Your objective. Repeat each record exactly. Any picture gets left out.

Records to use.
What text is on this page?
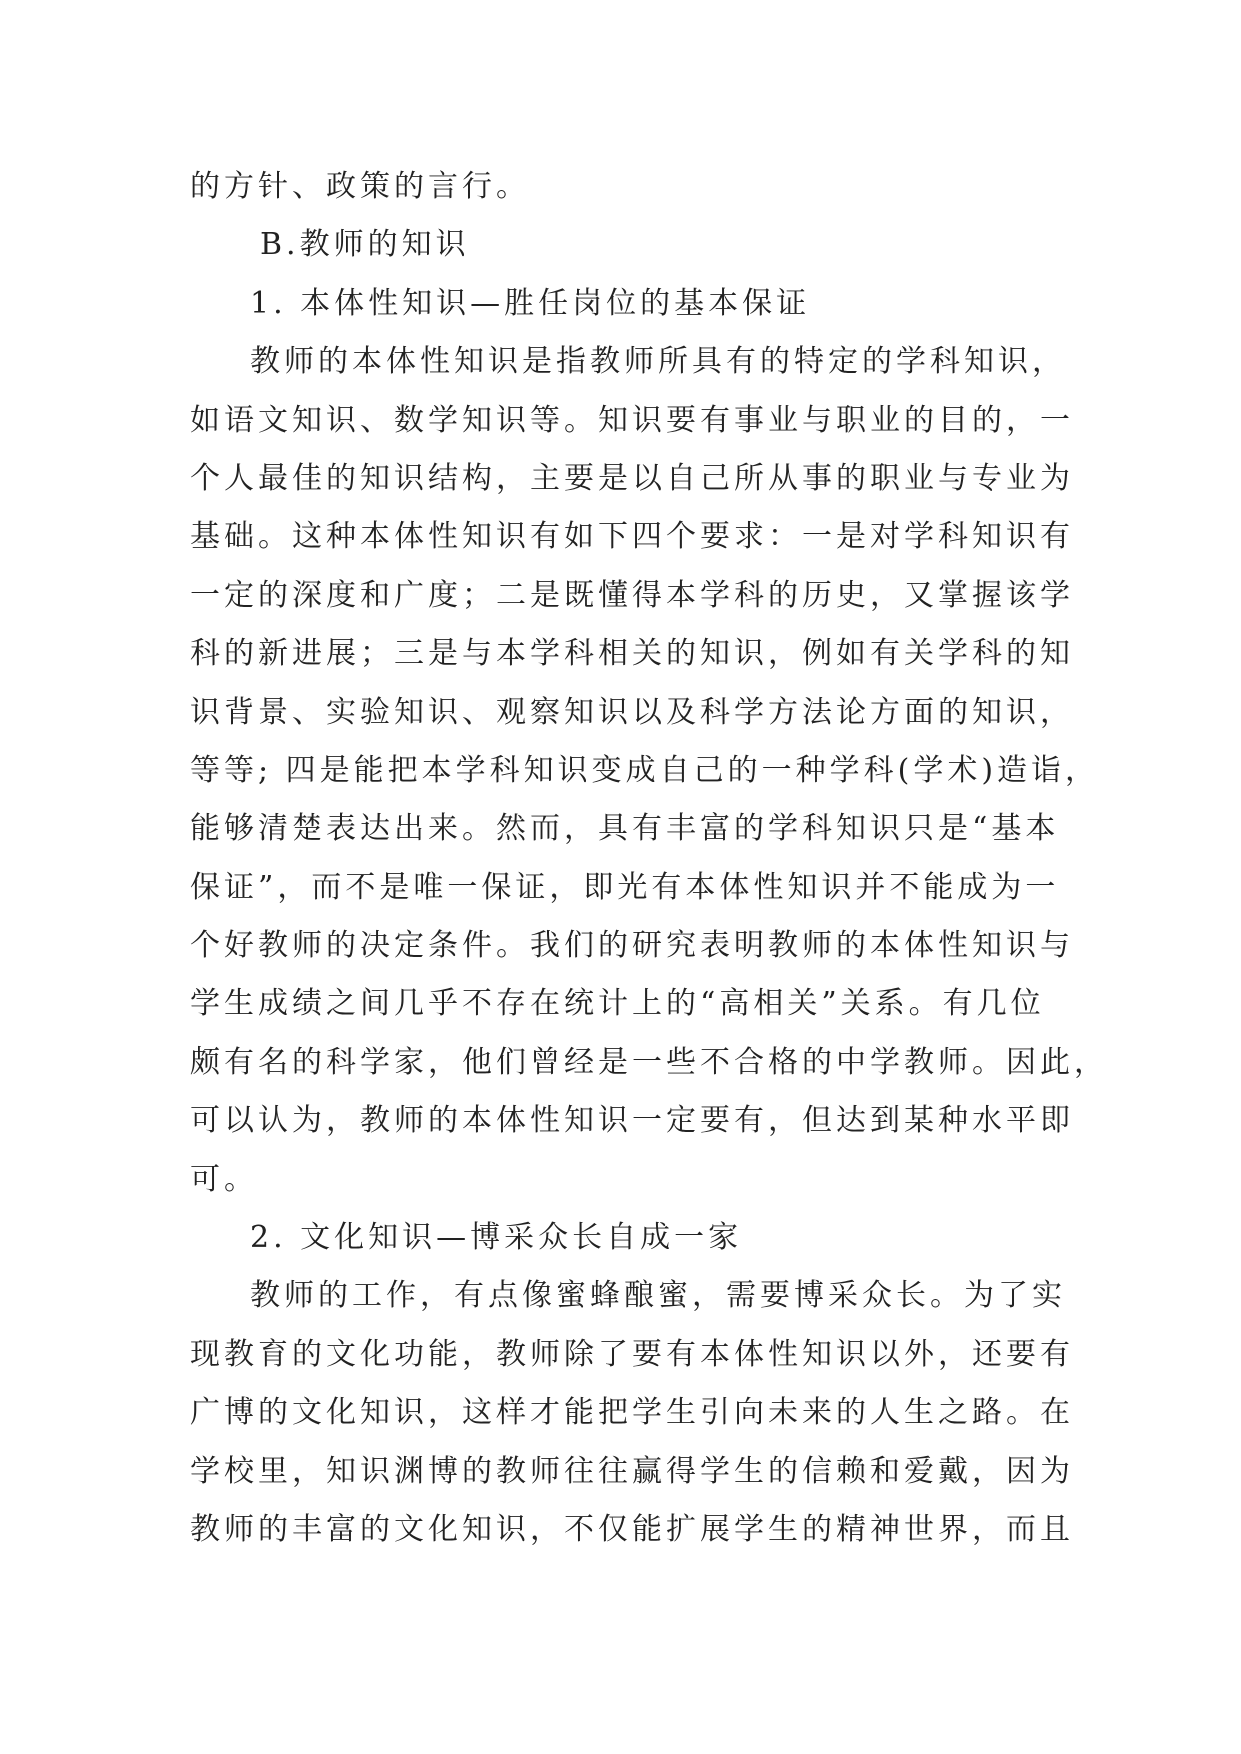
的方针、政策的言行。
B.教师的知识
1. 本体性知识—胜任岗位的基本保证
教师的本体性知识是指教师所具有的特定的学科知识，
如语文知识、数学知识等。知识要有事业与职业的目的，一
个人最佳的知识结构，主要是以自己所从事的职业与专业为
基础。这种本体性知识有如下四个要求：一是对学科知识有
一定的深度和广度；二是既懂得本学科的历史，又掌握该学
科的新进展；三是与本学科相关的知识，例如有关学科的知
识背景、实验知识、观察知识以及科学方法论方面的知识，
等等; 四是能把本学科知识变成自己的一种学科(学术)造诣，
能够清楚表达出来。然而，具有丰富的学科知识只是“基本
保证”，而不是唯一保证，即光有本体性知识并不能成为一
个好教师的决定条件。我们的研究表明教师的本体性知识与
学生成绩之间几乎不存在统计上的“高相关”关系。有几位
颇有名的科学家，他们曾经是一些不合格的中学教师。因此，
可以认为，教师的本体性知识一定要有，但达到某种水平即
可。
2. 文化知识—博采众长自成一家
教师的工作，有点像蜜蜂酿蜜，需要博采众长。为了实
现教育的文化功能，教师除了要有本体性知识以外，还要有
广博的文化知识，这样才能把学生引向未来的人生之路。在
学校里，知识渊博的教师往往赢得学生的信赖和爱戴，因为
教师的丰富的文化知识，不仅能扩展学生的精神世界，而且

Task result.
What text is on this page?
的方针、政策的言行。
B.教师的知识
1. 本体性知识—胜任岗位的基本保证
教师的本体性知识是指教师所具有的特定的学科知识，
如语文知识、数学知识等。知识要有事业与职业的目的，一
个人最佳的知识结构，主要是以自己所从事的职业与专业为
基础。这种本体性知识有如下四个要求：一是对学科知识有
一定的深度和广度；二是既懂得本学科的历史，又掌握该学
科的新进展；三是与本学科相关的知识，例如有关学科的知
识背景、实验知识、观察知识以及科学方法论方面的知识，
等等; 四是能把本学科知识变成自己的一种学科(学术)造诣，
能够清楚表达出来。然而，具有丰富的学科知识只是“基本
保证”，而不是唯一保证，即光有本体性知识并不能成为一
个好教师的决定条件。我们的研究表明教师的本体性知识与
学生成绩之间几乎不存在统计上的“高相关”关系。有几位
颇有名的科学家，他们曾经是一些不合格的中学教师。因此，
可以认为，教师的本体性知识一定要有，但达到某种水平即
可。
2. 文化知识—博采众长自成一家
教师的工作，有点像蜜蜂酿蜜，需要博采众长。为了实
现教育的文化功能，教师除了要有本体性知识以外，还要有
广博的文化知识，这样才能把学生引向未来的人生之路。在
学校里，知识渊博的教师往往赢得学生的信赖和爱戴，因为
教师的丰富的文化知识，不仅能扩展学生的精神世界，而且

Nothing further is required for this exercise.